> Task instructions
Select from the records below every line that has the word "page" in it.

> Input rows
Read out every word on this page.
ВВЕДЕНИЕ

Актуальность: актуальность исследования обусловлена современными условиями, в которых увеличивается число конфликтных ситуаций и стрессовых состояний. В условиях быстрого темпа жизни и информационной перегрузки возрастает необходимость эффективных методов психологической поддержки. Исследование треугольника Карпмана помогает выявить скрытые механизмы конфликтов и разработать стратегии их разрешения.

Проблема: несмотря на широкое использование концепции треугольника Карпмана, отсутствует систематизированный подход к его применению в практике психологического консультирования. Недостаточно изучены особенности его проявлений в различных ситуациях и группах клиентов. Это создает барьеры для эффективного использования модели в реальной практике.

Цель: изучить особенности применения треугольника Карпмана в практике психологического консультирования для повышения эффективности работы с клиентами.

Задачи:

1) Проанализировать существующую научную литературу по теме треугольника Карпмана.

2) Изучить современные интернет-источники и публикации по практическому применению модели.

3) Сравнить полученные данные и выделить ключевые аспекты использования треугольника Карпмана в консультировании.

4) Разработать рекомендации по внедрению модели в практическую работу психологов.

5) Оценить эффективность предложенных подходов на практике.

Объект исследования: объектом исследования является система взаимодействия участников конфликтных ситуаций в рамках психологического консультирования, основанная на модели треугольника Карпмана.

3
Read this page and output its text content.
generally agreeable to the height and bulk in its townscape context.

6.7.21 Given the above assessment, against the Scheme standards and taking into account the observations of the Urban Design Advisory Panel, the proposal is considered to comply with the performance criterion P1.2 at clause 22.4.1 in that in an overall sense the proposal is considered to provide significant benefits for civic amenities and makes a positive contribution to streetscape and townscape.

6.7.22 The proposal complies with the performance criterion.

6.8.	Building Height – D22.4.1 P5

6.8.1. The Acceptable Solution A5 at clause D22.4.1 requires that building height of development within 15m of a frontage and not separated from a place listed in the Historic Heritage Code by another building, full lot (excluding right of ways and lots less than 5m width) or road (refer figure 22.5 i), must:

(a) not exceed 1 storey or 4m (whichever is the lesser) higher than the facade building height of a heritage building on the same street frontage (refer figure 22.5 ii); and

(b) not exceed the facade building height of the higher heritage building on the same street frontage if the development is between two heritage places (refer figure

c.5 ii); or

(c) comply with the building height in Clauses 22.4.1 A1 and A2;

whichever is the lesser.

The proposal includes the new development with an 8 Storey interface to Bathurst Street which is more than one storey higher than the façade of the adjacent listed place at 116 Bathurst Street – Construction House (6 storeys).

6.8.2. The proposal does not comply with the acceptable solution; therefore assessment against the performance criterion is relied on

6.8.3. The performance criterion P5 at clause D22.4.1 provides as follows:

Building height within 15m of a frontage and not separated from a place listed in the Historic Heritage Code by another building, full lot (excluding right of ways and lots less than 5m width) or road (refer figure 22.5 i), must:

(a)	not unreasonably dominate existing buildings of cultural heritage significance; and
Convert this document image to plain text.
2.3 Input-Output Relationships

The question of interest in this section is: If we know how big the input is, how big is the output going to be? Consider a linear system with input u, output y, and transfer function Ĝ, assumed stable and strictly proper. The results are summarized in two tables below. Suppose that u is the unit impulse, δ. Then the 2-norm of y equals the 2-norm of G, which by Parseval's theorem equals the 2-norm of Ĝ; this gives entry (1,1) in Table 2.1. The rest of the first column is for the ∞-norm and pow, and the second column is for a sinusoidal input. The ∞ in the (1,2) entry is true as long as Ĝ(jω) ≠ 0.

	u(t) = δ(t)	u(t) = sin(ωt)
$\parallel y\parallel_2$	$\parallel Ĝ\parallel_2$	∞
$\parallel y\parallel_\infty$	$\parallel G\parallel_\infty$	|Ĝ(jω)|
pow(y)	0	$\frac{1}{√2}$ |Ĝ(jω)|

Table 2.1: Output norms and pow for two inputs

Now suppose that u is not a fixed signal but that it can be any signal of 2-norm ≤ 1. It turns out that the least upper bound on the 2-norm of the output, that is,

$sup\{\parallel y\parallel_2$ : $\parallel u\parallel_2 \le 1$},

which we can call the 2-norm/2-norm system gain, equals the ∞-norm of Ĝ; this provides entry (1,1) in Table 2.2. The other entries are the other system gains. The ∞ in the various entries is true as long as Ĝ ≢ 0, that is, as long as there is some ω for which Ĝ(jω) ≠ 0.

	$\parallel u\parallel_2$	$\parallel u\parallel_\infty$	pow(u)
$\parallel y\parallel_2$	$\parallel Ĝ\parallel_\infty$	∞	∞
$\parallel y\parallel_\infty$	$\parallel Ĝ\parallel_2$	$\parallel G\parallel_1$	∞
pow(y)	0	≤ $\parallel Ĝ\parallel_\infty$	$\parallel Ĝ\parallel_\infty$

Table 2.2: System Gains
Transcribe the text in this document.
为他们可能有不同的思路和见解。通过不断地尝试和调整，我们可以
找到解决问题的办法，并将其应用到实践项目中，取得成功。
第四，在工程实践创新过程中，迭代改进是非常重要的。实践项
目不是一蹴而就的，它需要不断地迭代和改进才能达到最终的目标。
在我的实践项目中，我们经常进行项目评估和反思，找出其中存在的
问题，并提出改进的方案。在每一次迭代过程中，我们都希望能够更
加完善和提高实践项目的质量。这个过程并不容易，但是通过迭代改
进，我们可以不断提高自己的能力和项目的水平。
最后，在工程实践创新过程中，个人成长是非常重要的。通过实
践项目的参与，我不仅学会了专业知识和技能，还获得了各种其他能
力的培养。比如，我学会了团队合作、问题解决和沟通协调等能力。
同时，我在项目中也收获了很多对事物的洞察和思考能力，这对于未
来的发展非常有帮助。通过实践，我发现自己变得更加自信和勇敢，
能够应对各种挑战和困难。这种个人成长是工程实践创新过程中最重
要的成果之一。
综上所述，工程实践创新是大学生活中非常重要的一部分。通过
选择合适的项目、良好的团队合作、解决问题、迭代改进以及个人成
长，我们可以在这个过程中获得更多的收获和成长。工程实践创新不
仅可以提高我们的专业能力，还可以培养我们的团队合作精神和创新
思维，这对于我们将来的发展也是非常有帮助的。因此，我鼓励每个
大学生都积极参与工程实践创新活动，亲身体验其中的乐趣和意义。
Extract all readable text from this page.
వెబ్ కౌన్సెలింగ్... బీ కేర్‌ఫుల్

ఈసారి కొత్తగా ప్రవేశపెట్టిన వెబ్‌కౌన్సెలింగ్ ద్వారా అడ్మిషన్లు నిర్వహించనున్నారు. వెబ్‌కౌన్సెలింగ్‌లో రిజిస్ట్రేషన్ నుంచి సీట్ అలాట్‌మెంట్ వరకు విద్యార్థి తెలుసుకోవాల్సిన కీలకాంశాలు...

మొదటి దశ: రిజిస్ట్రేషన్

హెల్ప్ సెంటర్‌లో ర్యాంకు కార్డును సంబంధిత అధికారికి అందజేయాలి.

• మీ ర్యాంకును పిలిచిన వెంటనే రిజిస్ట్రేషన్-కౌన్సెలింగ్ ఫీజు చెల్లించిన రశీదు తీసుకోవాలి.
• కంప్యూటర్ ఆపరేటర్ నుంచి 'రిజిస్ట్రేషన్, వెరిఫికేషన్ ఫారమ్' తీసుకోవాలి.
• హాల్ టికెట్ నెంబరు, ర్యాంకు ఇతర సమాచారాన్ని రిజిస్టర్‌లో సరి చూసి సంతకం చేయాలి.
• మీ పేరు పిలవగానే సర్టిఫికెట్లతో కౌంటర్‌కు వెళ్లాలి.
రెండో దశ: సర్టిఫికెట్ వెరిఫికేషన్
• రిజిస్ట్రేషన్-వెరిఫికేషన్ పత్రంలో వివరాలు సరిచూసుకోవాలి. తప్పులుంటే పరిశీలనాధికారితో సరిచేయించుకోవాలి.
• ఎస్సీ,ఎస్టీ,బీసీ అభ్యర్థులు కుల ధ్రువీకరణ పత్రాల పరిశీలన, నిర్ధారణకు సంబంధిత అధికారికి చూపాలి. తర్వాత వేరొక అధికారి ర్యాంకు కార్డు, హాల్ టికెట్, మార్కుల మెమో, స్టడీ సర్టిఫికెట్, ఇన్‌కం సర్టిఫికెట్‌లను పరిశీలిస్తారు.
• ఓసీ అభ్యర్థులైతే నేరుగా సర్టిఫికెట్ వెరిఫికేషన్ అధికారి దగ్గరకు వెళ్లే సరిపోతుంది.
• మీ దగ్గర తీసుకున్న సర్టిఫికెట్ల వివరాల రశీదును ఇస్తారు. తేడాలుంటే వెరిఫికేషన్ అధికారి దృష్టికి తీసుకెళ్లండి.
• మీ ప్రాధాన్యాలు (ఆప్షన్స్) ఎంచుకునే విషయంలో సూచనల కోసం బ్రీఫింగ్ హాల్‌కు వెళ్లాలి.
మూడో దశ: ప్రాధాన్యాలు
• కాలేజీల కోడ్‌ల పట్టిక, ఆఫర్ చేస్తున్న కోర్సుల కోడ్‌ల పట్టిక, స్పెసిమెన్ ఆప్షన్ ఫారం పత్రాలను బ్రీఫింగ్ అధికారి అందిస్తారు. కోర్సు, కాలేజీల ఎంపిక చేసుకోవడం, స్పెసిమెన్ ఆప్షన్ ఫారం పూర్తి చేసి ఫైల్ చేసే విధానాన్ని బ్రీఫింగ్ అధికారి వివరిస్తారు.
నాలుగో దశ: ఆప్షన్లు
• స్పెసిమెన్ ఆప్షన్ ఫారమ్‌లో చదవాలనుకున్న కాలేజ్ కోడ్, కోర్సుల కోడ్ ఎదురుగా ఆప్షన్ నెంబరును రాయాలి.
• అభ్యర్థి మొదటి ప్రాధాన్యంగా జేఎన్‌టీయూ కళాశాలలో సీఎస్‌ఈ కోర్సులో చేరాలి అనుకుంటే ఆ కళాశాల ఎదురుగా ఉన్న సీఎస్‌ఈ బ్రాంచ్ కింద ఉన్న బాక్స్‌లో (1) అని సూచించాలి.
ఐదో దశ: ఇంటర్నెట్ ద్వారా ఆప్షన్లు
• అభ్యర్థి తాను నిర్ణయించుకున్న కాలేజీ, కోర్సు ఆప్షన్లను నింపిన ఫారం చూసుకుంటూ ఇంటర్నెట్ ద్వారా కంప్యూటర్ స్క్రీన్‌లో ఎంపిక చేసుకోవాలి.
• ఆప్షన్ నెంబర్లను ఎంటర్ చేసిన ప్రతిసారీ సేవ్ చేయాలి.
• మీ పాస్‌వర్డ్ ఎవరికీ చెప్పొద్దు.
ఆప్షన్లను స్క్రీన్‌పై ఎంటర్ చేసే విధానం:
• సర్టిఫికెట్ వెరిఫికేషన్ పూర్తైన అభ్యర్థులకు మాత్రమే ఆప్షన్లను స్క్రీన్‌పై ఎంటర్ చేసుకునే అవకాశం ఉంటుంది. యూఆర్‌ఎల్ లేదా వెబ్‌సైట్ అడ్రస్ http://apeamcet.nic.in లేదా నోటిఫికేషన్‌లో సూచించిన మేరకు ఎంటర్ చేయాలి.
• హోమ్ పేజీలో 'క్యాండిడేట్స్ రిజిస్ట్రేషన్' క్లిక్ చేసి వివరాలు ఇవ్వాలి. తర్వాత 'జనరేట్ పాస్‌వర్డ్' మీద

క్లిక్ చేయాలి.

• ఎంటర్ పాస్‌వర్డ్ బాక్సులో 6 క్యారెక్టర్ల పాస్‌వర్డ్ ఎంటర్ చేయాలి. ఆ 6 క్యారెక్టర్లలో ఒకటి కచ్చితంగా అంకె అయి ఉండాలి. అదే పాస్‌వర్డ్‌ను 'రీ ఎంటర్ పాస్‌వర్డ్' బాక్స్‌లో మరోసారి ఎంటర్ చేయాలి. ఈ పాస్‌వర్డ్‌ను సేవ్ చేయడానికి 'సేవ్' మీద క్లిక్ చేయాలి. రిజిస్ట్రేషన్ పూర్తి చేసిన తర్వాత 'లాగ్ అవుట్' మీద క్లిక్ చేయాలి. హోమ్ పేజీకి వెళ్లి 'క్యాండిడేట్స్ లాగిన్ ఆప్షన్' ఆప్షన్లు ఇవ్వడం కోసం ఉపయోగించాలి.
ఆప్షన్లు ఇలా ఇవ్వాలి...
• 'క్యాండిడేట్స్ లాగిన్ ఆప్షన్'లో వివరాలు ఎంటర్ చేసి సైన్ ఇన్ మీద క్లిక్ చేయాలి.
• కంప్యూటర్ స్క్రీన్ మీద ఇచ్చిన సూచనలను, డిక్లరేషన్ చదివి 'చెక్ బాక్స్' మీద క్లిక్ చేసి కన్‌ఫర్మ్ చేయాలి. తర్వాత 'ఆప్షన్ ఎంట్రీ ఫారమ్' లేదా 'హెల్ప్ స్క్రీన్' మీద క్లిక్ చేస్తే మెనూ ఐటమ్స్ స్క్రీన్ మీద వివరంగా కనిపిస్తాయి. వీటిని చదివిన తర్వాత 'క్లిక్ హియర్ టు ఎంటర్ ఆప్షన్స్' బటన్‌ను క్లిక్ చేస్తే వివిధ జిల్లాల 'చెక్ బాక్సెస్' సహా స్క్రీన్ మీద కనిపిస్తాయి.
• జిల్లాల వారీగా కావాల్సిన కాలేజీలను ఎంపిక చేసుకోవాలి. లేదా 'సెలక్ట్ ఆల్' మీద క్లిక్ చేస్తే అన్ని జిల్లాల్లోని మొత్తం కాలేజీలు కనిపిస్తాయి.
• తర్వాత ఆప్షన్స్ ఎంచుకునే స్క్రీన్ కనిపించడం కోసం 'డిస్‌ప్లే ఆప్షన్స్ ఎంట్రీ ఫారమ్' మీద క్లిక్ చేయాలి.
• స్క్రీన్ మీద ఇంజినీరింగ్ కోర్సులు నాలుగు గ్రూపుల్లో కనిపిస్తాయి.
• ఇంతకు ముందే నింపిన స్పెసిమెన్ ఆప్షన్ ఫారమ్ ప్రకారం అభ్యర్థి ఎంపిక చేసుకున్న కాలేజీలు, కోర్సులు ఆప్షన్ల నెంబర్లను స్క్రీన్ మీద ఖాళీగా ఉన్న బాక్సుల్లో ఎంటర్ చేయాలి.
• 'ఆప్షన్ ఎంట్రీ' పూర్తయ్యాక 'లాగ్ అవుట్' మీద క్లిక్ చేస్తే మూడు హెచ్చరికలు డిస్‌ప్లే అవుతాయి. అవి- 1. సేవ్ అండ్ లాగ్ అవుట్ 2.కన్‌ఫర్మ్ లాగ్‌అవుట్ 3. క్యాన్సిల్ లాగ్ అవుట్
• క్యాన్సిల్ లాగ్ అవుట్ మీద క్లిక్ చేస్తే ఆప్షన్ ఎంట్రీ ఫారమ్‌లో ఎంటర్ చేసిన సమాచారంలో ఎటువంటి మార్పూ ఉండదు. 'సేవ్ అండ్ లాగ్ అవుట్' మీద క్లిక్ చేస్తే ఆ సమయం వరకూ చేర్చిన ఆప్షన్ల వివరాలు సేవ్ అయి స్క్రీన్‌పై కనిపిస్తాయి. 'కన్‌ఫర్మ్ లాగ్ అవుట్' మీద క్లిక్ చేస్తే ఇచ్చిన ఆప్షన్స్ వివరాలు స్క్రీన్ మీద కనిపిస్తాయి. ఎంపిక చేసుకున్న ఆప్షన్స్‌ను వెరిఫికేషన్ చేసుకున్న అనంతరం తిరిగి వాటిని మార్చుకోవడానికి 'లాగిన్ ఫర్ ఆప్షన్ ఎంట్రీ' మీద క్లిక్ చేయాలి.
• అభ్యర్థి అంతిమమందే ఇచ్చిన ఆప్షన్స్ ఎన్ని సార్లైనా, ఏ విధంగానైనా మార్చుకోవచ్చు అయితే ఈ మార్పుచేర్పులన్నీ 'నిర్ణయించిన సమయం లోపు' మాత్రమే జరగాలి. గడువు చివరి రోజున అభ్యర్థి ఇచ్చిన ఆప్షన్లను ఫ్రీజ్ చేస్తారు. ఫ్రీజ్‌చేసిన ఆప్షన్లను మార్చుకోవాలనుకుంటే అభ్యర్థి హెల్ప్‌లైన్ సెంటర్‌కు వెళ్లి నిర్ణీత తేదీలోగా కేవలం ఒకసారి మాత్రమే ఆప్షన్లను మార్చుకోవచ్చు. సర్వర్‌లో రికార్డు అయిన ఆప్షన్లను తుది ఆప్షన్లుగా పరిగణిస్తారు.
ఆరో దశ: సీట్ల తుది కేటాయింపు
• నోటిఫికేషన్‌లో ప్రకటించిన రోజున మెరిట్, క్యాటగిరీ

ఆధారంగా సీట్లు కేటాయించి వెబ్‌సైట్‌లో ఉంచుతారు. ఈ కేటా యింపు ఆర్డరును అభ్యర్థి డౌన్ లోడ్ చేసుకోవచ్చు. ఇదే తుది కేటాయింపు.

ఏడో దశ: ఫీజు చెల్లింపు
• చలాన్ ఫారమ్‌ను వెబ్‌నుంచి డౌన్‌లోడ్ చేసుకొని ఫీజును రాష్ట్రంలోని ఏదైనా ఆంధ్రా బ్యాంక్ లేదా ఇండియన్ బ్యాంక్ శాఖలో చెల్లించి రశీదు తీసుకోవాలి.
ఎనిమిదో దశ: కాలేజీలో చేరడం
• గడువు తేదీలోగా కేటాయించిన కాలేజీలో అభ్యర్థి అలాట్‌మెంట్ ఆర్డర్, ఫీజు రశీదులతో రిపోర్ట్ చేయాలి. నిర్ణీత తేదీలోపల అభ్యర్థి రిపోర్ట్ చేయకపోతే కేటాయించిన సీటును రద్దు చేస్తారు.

> Result for this task
Read out every word on this page.
Read this page and output its text content.
Extract all readable text from this page.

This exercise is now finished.